What is needed: Using the data below, tally the lines that include the string "kind". Only the number is wanted.

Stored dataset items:

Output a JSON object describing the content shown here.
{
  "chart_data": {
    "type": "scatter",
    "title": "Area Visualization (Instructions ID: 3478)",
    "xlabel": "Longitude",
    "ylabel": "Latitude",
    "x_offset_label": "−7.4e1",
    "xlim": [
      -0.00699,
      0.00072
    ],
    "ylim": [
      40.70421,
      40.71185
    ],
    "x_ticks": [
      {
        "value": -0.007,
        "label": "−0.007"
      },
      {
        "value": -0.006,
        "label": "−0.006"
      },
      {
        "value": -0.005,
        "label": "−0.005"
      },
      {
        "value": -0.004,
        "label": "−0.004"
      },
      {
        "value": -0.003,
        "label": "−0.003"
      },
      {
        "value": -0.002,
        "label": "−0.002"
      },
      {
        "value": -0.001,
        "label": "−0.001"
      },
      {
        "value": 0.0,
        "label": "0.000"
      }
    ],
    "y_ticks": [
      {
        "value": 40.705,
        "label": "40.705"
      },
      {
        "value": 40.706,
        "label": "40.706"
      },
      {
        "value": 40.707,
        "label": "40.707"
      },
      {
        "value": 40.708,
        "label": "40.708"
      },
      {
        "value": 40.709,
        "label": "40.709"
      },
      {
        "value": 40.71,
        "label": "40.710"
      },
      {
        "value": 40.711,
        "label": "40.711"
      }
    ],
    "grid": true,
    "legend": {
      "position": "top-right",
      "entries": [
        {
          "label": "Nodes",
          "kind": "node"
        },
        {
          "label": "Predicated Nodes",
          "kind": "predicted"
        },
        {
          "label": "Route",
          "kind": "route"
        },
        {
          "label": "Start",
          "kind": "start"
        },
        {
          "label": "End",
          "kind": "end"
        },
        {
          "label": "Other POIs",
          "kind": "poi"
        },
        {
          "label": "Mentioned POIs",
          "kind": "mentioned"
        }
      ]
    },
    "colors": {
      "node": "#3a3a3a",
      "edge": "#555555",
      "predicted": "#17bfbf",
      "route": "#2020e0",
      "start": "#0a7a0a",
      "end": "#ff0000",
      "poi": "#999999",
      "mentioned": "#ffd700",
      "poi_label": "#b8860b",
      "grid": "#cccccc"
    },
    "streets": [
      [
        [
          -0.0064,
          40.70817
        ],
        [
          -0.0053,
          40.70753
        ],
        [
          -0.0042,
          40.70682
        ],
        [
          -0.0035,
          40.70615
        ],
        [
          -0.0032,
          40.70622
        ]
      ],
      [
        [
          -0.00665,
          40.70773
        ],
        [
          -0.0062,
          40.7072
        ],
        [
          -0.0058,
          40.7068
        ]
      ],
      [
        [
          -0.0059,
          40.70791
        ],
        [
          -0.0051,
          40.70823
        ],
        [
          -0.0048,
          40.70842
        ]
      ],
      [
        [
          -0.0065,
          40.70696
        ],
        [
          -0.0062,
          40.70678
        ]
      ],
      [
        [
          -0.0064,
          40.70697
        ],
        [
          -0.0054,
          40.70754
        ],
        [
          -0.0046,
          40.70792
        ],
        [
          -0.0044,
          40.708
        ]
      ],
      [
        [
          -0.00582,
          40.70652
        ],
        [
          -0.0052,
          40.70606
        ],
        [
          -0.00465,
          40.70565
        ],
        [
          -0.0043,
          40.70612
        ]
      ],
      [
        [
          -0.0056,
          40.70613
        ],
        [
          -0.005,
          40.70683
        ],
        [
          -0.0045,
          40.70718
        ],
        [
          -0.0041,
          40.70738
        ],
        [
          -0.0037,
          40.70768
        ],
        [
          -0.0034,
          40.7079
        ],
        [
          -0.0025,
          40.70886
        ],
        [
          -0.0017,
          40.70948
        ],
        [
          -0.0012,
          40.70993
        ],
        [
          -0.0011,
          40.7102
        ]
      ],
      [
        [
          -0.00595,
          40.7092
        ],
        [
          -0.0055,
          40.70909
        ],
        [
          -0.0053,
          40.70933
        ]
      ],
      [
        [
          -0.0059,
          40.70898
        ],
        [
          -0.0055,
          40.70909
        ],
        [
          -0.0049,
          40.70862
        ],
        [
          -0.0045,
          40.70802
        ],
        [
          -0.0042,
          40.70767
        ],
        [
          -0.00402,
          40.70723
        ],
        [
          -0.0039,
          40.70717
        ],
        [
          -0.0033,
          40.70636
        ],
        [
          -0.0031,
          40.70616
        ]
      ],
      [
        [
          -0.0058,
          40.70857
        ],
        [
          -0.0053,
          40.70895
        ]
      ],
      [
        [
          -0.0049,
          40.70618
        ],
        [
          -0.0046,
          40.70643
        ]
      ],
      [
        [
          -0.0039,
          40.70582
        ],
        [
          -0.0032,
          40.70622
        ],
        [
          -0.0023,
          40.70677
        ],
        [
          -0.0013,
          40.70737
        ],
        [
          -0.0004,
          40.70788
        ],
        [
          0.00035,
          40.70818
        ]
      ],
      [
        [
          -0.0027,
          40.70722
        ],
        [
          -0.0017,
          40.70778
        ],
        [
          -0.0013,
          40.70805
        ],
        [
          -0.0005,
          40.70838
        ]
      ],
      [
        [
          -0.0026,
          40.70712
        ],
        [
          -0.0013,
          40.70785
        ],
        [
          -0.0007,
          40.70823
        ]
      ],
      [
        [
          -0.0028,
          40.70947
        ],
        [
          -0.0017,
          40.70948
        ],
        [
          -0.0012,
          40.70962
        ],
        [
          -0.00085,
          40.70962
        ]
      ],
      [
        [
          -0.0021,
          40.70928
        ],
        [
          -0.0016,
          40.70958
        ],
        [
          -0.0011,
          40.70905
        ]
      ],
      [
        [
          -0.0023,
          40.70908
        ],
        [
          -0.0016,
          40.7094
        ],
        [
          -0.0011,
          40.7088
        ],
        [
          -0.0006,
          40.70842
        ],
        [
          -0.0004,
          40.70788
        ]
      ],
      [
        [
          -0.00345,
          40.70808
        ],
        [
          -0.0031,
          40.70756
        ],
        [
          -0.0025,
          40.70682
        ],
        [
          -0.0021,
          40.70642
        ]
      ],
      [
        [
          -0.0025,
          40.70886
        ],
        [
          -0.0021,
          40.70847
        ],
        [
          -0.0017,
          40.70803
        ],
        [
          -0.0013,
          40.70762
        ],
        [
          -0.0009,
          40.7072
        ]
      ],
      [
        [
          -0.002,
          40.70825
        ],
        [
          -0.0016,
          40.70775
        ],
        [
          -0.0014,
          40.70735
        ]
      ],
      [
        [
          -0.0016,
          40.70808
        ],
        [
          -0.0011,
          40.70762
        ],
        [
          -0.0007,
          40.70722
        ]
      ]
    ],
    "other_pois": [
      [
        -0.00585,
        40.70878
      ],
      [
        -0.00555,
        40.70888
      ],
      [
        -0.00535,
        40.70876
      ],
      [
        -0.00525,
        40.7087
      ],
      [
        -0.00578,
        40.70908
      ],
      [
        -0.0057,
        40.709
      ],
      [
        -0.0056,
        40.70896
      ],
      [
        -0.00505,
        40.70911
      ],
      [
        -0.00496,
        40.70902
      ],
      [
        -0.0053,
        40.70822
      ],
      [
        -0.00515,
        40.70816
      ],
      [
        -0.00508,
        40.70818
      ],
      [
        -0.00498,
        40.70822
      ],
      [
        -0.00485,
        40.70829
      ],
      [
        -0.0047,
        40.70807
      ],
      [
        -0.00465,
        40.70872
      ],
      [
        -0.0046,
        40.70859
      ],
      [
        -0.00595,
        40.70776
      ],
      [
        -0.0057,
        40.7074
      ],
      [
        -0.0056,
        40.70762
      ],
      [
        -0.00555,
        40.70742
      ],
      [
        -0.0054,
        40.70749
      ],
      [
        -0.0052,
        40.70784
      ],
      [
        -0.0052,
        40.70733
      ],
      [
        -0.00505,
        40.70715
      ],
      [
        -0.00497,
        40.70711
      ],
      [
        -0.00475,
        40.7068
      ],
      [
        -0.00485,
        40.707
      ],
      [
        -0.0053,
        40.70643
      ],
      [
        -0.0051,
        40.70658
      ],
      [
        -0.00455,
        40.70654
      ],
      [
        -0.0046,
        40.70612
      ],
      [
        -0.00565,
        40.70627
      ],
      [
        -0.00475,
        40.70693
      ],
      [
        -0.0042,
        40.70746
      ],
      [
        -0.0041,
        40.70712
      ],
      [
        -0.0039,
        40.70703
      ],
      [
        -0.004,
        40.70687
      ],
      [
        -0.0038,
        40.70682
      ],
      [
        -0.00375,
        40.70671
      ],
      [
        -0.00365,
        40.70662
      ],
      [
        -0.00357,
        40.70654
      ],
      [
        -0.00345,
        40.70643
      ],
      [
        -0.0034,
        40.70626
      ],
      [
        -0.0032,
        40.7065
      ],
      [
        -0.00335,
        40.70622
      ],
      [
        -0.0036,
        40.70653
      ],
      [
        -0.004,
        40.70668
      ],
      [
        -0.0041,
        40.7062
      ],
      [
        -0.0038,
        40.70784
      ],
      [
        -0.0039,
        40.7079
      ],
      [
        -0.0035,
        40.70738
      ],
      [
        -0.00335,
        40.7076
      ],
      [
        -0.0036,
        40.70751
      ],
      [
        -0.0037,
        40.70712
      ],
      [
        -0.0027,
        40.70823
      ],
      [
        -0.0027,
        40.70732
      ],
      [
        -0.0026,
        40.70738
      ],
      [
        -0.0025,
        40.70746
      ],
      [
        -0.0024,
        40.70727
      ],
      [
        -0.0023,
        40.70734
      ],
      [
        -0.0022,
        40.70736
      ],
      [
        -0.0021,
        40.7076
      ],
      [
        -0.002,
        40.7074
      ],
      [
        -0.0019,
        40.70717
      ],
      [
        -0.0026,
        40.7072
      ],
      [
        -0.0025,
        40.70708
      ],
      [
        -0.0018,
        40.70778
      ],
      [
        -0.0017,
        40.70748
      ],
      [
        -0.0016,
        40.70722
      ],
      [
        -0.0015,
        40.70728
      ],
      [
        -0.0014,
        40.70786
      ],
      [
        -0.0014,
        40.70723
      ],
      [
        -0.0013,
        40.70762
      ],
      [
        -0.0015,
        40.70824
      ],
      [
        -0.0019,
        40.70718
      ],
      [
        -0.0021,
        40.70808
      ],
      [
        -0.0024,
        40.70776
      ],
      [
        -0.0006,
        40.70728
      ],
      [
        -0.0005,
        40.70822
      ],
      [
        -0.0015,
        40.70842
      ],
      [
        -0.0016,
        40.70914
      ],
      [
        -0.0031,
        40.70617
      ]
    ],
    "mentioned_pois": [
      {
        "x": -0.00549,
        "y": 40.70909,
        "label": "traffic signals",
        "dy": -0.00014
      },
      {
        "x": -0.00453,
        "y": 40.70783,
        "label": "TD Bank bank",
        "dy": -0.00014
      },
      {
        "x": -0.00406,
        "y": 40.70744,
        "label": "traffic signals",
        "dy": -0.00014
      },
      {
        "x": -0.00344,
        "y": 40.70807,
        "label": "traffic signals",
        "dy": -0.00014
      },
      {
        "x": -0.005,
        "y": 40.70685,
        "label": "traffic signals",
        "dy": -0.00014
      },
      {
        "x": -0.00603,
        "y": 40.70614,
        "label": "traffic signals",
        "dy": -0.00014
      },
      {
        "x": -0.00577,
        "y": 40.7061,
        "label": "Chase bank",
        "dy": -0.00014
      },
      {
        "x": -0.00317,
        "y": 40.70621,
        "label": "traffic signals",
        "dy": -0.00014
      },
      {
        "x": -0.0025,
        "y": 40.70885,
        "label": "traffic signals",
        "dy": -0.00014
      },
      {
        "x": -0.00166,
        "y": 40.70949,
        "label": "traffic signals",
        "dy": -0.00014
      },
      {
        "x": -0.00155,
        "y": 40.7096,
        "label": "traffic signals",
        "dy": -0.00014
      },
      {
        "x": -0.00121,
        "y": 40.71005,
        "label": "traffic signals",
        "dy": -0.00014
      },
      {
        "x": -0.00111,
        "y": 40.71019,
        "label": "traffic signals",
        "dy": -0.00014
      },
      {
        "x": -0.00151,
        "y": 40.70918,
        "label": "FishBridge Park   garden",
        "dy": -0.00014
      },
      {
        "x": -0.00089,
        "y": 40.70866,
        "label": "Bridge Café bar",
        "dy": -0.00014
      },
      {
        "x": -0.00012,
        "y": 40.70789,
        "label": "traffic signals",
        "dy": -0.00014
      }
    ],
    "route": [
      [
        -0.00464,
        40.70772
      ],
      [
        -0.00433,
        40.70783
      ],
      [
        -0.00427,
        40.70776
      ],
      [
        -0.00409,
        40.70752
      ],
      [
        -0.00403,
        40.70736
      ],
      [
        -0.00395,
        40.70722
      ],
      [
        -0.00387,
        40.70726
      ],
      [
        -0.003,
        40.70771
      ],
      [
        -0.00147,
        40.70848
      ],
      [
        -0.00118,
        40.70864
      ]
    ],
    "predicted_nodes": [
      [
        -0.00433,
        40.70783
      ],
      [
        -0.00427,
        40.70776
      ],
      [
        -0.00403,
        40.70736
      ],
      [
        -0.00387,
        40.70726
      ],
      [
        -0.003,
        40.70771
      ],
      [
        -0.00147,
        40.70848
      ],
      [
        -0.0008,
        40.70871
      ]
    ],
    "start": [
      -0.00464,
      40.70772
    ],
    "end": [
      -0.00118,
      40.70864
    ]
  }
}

Written response: 7